╔══

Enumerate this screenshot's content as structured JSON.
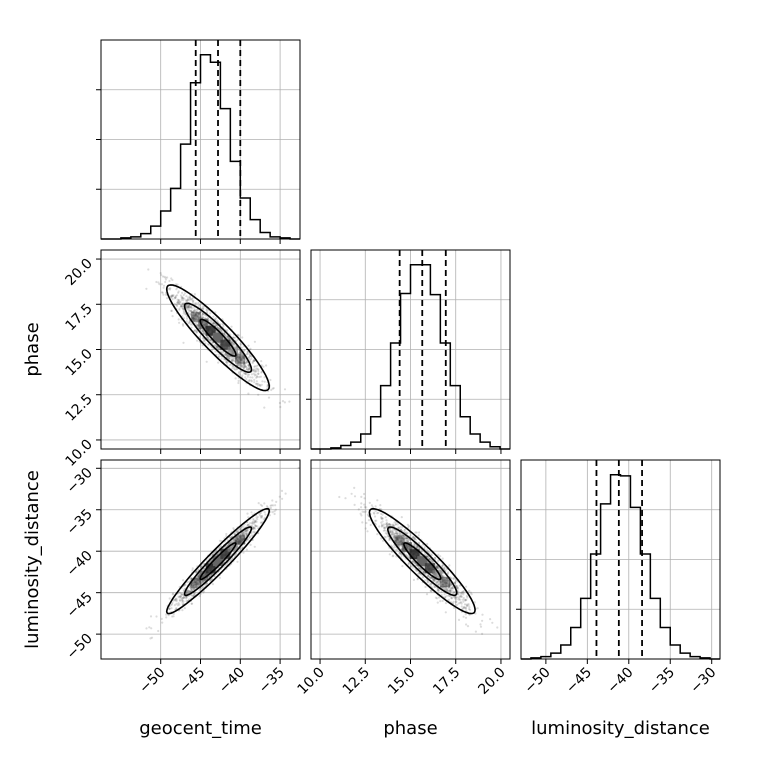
{
  "chart_data": {
    "type": "corner",
    "parameters": [
      {
        "name": "geocent_time",
        "xlabel": "geocent_time",
        "ylabel": "",
        "range": [
          -57.5,
          -32.5
        ],
        "ticks": [
          -50,
          -45,
          -40,
          -35
        ],
        "tick_labels": [
          "−50",
          "−45",
          "−40",
          "−35"
        ],
        "quantiles": [
          -45.6,
          -42.8,
          -40.0
        ]
      },
      {
        "name": "phase",
        "xlabel": "phase",
        "ylabel": "phase",
        "range": [
          9.5,
          20.5
        ],
        "ticks": [
          10.0,
          12.5,
          15.0,
          17.5,
          20.0
        ],
        "tick_labels": [
          "10.0",
          "12.5",
          "15.0",
          "17.5",
          "20.0"
        ],
        "quantiles": [
          14.4,
          15.65,
          16.95
        ]
      },
      {
        "name": "luminosity_distance",
        "xlabel": "luminosity_distance",
        "ylabel": "luminosity_distance",
        "range": [
          -53,
          -29
        ],
        "ticks": [
          -50,
          -45,
          -40,
          -35,
          -30
        ],
        "tick_labels": [
          "−50",
          "−45",
          "−40",
          "−35",
          "−30"
        ],
        "quantiles": [
          -43.9,
          -41.2,
          -38.4
        ]
      }
    ],
    "histograms": [
      {
        "parameter": "geocent_time",
        "bin_edges": [
          -57.5,
          -56.25,
          -55.0,
          -53.75,
          -52.5,
          -51.25,
          -50.0,
          -48.75,
          -47.5,
          -46.25,
          -45.0,
          -43.75,
          -42.5,
          -41.25,
          -40.0,
          -38.75,
          -37.5,
          -36.25,
          -35.0,
          -33.75,
          -32.5
        ],
        "counts": [
          0,
          0,
          1,
          2,
          5,
          12,
          26,
          47,
          88,
          145,
          171,
          164,
          121,
          72,
          38,
          18,
          6,
          2,
          1,
          0
        ]
      },
      {
        "parameter": "phase",
        "bin_edges": [
          9.5,
          10.05,
          10.6,
          11.15,
          11.7,
          12.25,
          12.8,
          13.35,
          13.9,
          14.45,
          15.0,
          15.55,
          16.1,
          16.65,
          17.2,
          17.75,
          18.3,
          18.85,
          19.4,
          19.95,
          20.5
        ],
        "counts": [
          0,
          0,
          1,
          3,
          6,
          13,
          28,
          55,
          92,
          135,
          160,
          160,
          134,
          92,
          55,
          28,
          13,
          6,
          2,
          0
        ]
      },
      {
        "parameter": "luminosity_distance",
        "bin_edges": [
          -53.0,
          -51.8,
          -50.6,
          -49.4,
          -48.2,
          -47.0,
          -45.8,
          -44.6,
          -43.4,
          -42.2,
          -41.0,
          -39.8,
          -38.6,
          -37.4,
          -36.2,
          -35.0,
          -33.8,
          -32.6,
          -31.4,
          -30.2,
          -29.0
        ],
        "counts": [
          0,
          1,
          2,
          5,
          12,
          27,
          52,
          90,
          133,
          158,
          157,
          130,
          90,
          52,
          27,
          12,
          5,
          2,
          1,
          0
        ]
      }
    ],
    "pairs": [
      {
        "x": "geocent_time",
        "y": "phase",
        "mean": [
          -42.8,
          15.65
        ],
        "sd": [
          2.8,
          1.27
        ],
        "correlation": -0.92
      },
      {
        "x": "geocent_time",
        "y": "luminosity_distance",
        "mean": [
          -42.8,
          -41.2
        ],
        "sd": [
          2.8,
          2.75
        ],
        "correlation": 0.96
      },
      {
        "x": "phase",
        "y": "luminosity_distance",
        "mean": [
          15.65,
          -41.2
        ],
        "sd": [
          1.27,
          2.75
        ],
        "correlation": -0.93
      }
    ]
  }
}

╚══

**Work to be completed:** Copy every line of the listing that contains the word "name".

**Final result:**
        "name": "geocent_time",
        "name": "phase",
        "name": "luminosity_distance",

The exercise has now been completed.